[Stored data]
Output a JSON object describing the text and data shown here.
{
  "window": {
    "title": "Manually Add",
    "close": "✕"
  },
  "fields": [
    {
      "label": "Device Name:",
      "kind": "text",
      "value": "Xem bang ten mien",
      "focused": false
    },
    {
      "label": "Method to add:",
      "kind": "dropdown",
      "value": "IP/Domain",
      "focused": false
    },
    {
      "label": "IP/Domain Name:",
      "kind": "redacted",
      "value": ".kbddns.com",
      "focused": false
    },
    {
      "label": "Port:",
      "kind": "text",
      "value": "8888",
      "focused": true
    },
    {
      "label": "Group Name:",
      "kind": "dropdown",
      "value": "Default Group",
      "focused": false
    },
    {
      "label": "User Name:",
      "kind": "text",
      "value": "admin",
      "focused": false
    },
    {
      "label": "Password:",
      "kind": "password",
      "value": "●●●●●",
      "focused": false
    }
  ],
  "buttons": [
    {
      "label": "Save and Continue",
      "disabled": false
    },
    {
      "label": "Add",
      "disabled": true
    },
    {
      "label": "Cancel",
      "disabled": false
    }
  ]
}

■ The exercise: Extract each record, keeping it identical to the original.

■ Reply:
Output a JSON object describing the text and data shown here.
{
  "window": {
    "title": "Manually Add",
    "close": "✕"
  },
  "fields": [
    {
      "label": "Device Name:",
      "kind": "text",
      "value": "Xem bang ten mien",
      "focused": false
    },
    {
      "label": "Method to add:",
      "kind": "dropdown",
      "value": "IP/Domain",
      "focused": false
    },
    {
      "label": "IP/Domain Name:",
      "kind": "redacted",
      "value": ".kbddns.com",
      "focused": false
    },
    {
      "label": "Port:",
      "kind": "text",
      "value": "8888",
      "focused": true
    },
    {
      "label": "Group Name:",
      "kind": "dropdown",
      "value": "Default Group",
      "focused": false
    },
    {
      "label": "User Name:",
      "kind": "text",
      "value": "admin",
      "focused": false
    },
    {
      "label": "Password:",
      "kind": "password",
      "value": "●●●●●",
      "focused": false
    }
  ],
  "buttons": [
    {
      "label": "Save and Continue",
      "disabled": false
    },
    {
      "label": "Add",
      "disabled": true
    },
    {
      "label": "Cancel",
      "disabled": false
    }
  ]
}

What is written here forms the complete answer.